(Exercise prompt) Pick out every line with the word "predicted" and copy it.
▬▬▬▬▬▬
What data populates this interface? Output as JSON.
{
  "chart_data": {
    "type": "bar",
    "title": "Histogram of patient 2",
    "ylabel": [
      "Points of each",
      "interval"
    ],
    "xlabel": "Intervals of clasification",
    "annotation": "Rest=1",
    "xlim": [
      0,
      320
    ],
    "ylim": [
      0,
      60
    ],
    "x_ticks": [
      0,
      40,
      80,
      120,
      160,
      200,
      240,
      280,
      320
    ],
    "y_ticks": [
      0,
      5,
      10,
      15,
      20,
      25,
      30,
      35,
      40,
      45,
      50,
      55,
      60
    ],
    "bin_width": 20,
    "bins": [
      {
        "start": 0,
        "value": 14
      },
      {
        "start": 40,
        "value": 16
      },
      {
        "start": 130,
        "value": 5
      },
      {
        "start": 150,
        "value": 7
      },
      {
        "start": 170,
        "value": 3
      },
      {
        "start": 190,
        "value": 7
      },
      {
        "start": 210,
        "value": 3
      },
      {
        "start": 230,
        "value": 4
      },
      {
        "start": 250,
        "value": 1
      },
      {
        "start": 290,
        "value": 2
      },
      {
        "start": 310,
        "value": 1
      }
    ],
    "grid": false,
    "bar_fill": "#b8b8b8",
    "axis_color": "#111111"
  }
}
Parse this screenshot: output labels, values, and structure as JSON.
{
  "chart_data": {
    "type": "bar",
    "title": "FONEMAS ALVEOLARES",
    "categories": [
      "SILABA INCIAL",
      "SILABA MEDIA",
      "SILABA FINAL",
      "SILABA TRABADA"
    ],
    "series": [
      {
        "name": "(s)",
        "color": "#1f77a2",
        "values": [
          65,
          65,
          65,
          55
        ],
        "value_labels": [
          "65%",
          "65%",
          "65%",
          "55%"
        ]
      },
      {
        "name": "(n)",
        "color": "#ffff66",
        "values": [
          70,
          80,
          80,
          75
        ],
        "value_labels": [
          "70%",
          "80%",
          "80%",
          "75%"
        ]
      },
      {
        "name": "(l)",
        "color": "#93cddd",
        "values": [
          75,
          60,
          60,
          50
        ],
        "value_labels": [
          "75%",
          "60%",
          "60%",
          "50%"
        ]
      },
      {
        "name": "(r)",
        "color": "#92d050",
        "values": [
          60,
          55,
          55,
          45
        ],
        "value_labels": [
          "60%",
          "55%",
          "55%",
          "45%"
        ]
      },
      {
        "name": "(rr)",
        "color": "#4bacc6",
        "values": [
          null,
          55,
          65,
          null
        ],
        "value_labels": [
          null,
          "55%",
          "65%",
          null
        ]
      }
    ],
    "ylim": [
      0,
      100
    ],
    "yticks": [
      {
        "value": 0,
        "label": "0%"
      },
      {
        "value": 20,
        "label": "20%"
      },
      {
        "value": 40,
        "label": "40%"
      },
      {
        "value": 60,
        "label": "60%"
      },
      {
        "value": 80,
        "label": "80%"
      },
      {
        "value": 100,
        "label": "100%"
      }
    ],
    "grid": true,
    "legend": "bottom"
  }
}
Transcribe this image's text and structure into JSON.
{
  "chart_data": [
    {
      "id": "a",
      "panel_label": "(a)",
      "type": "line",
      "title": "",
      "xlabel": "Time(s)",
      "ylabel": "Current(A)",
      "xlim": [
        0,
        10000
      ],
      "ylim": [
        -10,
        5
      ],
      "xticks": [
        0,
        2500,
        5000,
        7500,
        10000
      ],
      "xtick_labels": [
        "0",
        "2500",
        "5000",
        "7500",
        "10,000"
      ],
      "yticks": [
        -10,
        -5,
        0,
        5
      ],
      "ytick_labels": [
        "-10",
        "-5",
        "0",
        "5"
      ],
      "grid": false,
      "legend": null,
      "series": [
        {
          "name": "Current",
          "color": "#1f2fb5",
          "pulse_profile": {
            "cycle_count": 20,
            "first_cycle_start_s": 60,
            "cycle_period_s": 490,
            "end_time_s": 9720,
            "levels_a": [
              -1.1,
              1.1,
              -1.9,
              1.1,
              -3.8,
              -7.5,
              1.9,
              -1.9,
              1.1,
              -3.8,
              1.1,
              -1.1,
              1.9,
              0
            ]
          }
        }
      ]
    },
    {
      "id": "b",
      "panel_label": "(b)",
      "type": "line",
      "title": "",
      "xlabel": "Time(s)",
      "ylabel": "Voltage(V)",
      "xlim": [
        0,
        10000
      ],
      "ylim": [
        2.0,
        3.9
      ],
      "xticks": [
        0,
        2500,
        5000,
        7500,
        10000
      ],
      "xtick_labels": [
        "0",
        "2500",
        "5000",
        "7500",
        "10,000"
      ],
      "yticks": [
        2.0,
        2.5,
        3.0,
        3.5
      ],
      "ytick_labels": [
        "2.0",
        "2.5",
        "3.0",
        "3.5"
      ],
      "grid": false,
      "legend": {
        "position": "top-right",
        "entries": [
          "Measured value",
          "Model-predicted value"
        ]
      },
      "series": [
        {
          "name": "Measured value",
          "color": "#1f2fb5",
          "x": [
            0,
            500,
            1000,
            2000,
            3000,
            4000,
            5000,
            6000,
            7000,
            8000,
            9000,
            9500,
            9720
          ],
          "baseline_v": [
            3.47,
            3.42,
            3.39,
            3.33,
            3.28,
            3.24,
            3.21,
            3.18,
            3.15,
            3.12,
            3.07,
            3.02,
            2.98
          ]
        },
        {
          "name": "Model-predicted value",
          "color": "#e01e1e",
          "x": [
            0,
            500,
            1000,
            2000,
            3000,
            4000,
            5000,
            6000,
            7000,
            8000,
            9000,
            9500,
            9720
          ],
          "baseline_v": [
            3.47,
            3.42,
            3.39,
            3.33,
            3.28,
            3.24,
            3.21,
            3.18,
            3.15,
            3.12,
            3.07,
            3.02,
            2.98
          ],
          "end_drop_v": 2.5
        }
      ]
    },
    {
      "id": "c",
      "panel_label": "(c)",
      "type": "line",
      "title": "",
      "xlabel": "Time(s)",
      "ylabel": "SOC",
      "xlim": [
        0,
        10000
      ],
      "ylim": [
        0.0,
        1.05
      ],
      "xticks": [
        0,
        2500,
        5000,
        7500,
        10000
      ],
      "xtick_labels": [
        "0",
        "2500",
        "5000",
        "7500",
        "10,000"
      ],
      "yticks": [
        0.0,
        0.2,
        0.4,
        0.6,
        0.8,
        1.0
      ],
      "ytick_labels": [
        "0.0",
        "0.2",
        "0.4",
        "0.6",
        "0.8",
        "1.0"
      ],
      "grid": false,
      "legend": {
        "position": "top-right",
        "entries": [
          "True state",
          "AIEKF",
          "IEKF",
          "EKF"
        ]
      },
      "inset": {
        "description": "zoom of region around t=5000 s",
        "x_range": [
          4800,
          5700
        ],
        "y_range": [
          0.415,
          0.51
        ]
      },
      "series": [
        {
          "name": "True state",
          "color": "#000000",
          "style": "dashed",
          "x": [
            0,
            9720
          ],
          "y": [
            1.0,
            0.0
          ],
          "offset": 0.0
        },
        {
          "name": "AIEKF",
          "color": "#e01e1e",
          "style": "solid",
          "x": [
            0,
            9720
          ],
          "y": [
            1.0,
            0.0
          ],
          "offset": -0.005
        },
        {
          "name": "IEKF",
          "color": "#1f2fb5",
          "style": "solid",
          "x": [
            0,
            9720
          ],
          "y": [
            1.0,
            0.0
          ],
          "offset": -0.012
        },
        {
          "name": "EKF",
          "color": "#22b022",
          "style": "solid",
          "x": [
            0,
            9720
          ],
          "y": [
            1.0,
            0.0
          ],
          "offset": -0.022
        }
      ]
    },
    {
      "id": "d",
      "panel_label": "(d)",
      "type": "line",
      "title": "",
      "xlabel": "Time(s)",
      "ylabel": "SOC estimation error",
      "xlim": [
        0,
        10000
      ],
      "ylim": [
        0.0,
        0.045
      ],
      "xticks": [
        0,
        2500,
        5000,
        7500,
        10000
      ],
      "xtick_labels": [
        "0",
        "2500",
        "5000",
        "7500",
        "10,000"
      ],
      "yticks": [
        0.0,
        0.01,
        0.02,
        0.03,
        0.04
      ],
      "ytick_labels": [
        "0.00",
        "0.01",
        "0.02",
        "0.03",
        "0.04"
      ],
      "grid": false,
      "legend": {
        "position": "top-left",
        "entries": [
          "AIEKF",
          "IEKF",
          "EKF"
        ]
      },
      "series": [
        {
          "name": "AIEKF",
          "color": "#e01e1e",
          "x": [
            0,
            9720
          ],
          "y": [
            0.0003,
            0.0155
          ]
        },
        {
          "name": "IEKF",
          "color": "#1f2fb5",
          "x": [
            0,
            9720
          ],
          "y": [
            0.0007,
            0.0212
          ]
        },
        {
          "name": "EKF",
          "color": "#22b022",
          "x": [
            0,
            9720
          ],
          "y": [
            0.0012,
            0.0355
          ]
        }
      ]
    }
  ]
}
▬▬▬▬▬▬
(The result)
          "Model-predicted value"
          "name": "Model-predicted value",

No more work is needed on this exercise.